> **What is asked**:
No images are to be carried over; print all other material exactly as it stands.

> **Data for processing**:
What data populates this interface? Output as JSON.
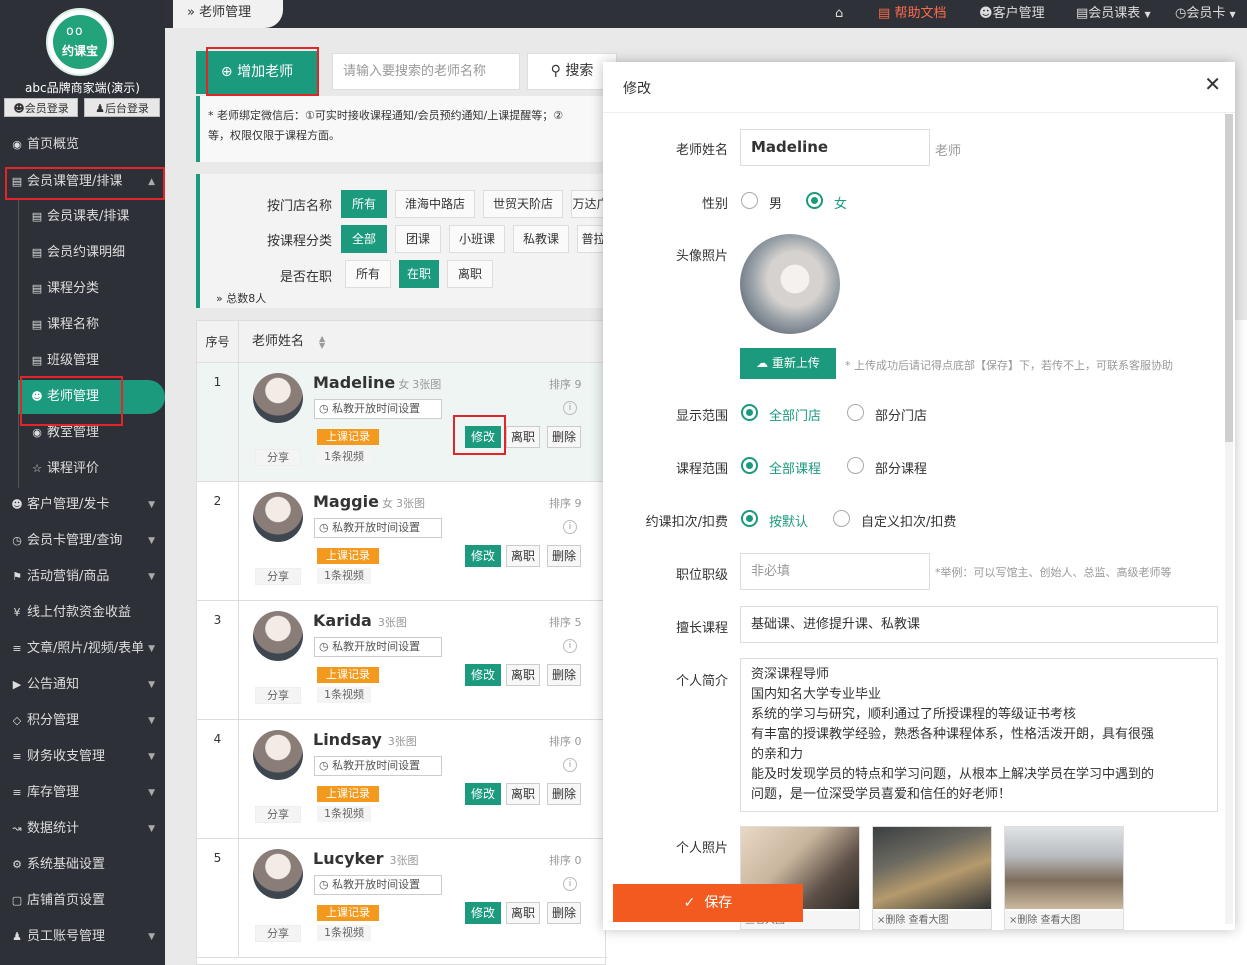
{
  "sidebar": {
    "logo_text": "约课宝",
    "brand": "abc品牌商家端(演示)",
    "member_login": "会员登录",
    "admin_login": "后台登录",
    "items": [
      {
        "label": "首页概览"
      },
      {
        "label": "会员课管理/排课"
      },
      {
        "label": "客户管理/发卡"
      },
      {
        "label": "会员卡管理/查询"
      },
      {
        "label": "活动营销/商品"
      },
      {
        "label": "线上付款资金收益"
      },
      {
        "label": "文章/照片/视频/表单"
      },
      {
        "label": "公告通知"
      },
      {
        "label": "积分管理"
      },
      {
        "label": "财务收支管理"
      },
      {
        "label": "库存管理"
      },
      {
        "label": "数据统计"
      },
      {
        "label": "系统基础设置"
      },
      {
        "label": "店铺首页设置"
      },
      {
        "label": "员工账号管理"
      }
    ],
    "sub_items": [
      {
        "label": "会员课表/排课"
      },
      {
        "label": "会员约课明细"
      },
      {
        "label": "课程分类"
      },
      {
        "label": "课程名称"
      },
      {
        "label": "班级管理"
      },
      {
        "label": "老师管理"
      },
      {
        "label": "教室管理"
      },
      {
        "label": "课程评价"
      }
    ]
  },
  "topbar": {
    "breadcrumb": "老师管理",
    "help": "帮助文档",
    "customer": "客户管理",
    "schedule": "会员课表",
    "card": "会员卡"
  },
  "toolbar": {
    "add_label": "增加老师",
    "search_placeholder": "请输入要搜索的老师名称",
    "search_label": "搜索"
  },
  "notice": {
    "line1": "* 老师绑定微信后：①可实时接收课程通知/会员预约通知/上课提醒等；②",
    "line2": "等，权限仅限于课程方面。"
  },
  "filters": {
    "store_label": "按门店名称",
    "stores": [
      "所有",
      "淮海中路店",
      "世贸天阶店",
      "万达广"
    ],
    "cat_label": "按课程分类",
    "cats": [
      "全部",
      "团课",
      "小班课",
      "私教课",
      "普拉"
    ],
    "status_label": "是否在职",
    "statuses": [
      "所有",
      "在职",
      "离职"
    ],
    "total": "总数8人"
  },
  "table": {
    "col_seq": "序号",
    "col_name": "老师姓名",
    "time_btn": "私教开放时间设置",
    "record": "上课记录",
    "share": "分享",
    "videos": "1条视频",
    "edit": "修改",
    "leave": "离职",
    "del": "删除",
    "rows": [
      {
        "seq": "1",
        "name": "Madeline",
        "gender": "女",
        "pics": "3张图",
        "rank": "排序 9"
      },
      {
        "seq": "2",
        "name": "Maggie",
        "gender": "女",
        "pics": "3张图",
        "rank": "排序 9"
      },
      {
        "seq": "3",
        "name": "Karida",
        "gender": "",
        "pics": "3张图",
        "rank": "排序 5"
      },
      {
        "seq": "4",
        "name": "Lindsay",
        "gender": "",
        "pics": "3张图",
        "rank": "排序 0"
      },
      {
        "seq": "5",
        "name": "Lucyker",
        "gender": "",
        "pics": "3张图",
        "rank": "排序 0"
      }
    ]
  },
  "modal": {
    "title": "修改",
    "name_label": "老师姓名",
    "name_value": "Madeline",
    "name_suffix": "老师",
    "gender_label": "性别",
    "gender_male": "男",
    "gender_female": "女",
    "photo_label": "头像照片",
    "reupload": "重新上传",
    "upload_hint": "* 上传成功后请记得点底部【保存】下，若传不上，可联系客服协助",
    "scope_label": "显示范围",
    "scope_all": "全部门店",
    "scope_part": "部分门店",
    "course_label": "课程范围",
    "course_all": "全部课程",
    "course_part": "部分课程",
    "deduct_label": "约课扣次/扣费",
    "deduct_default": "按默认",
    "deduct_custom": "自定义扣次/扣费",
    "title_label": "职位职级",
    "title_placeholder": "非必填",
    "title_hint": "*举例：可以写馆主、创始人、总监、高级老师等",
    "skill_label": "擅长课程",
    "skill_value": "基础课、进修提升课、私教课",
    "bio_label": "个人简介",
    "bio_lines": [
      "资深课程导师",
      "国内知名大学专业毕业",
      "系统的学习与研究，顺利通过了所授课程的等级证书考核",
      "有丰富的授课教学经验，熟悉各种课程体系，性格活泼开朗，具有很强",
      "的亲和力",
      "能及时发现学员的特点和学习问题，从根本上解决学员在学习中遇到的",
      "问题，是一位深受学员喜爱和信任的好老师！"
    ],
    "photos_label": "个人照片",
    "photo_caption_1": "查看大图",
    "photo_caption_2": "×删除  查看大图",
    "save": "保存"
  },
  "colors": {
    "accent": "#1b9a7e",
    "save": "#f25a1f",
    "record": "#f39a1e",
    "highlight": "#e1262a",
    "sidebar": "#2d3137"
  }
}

> **Output for this task**:
What data populates this interface? Output as JSON.
{
  "sidebar": {
    "logo_text": "约课宝",
    "brand": "abc品牌商家端(演示)",
    "member_login": "会员登录",
    "admin_login": "后台登录",
    "items": [
      {
        "label": "首页概览"
      },
      {
        "label": "会员课管理/排课"
      },
      {
        "label": "客户管理/发卡"
      },
      {
        "label": "会员卡管理/查询"
      },
      {
        "label": "活动营销/商品"
      },
      {
        "label": "线上付款资金收益"
      },
      {
        "label": "文章/照片/视频/表单"
      },
      {
        "label": "公告通知"
      },
      {
        "label": "积分管理"
      },
      {
        "label": "财务收支管理"
      },
      {
        "label": "库存管理"
      },
      {
        "label": "数据统计"
      },
      {
        "label": "系统基础设置"
      },
      {
        "label": "店铺首页设置"
      },
      {
        "label": "员工账号管理"
      }
    ],
    "sub_items": [
      {
        "label": "会员课表/排课"
      },
      {
        "label": "会员约课明细"
      },
      {
        "label": "课程分类"
      },
      {
        "label": "课程名称"
      },
      {
        "label": "班级管理"
      },
      {
        "label": "老师管理"
      },
      {
        "label": "教室管理"
      },
      {
        "label": "课程评价"
      }
    ]
  },
  "topbar": {
    "breadcrumb": "老师管理",
    "help": "帮助文档",
    "customer": "客户管理",
    "schedule": "会员课表",
    "card": "会员卡"
  },
  "toolbar": {
    "add_label": "增加老师",
    "search_placeholder": "请输入要搜索的老师名称",
    "search_label": "搜索"
  },
  "notice": {
    "line1": "* 老师绑定微信后：①可实时接收课程通知/会员预约通知/上课提醒等；②",
    "line2": "等，权限仅限于课程方面。"
  },
  "filters": {
    "store_label": "按门店名称",
    "stores": [
      "所有",
      "淮海中路店",
      "世贸天阶店",
      "万达广"
    ],
    "cat_label": "按课程分类",
    "cats": [
      "全部",
      "团课",
      "小班课",
      "私教课",
      "普拉"
    ],
    "status_label": "是否在职",
    "statuses": [
      "所有",
      "在职",
      "离职"
    ],
    "total": "总数8人"
  },
  "table": {
    "col_seq": "序号",
    "col_name": "老师姓名",
    "time_btn": "私教开放时间设置",
    "record": "上课记录",
    "share": "分享",
    "videos": "1条视频",
    "edit": "修改",
    "leave": "离职",
    "del": "删除",
    "rows": [
      {
        "seq": "1",
        "name": "Madeline",
        "gender": "女",
        "pics": "3张图",
        "rank": "排序 9"
      },
      {
        "seq": "2",
        "name": "Maggie",
        "gender": "女",
        "pics": "3张图",
        "rank": "排序 9"
      },
      {
        "seq": "3",
        "name": "Karida",
        "gender": "",
        "pics": "3张图",
        "rank": "排序 5"
      },
      {
        "seq": "4",
        "name": "Lindsay",
        "gender": "",
        "pics": "3张图",
        "rank": "排序 0"
      },
      {
        "seq": "5",
        "name": "Lucyker",
        "gender": "",
        "pics": "3张图",
        "rank": "排序 0"
      }
    ]
  },
  "modal": {
    "title": "修改",
    "name_label": "老师姓名",
    "name_value": "Madeline",
    "name_suffix": "老师",
    "gender_label": "性别",
    "gender_male": "男",
    "gender_female": "女",
    "photo_label": "头像照片",
    "reupload": "重新上传",
    "upload_hint": "* 上传成功后请记得点底部【保存】下，若传不上，可联系客服协助",
    "scope_label": "显示范围",
    "scope_all": "全部门店",
    "scope_part": "部分门店",
    "course_label": "课程范围",
    "course_all": "全部课程",
    "course_part": "部分课程",
    "deduct_label": "约课扣次/扣费",
    "deduct_default": "按默认",
    "deduct_custom": "自定义扣次/扣费",
    "title_label": "职位职级",
    "title_placeholder": "非必填",
    "title_hint": "*举例：可以写馆主、创始人、总监、高级老师等",
    "skill_label": "擅长课程",
    "skill_value": "基础课、进修提升课、私教课",
    "bio_label": "个人简介",
    "bio_lines": [
      "资深课程导师",
      "国内知名大学专业毕业",
      "系统的学习与研究，顺利通过了所授课程的等级证书考核",
      "有丰富的授课教学经验，熟悉各种课程体系，性格活泼开朗，具有很强",
      "的亲和力",
      "能及时发现学员的特点和学习问题，从根本上解决学员在学习中遇到的",
      "问题，是一位深受学员喜爱和信任的好老师！"
    ],
    "photos_label": "个人照片",
    "photo_caption_1": "查看大图",
    "photo_caption_2": "×删除  查看大图",
    "save": "保存"
  },
  "colors": {
    "accent": "#1b9a7e",
    "save": "#f25a1f",
    "record": "#f39a1e",
    "highlight": "#e1262a",
    "sidebar": "#2d3137"
  }
}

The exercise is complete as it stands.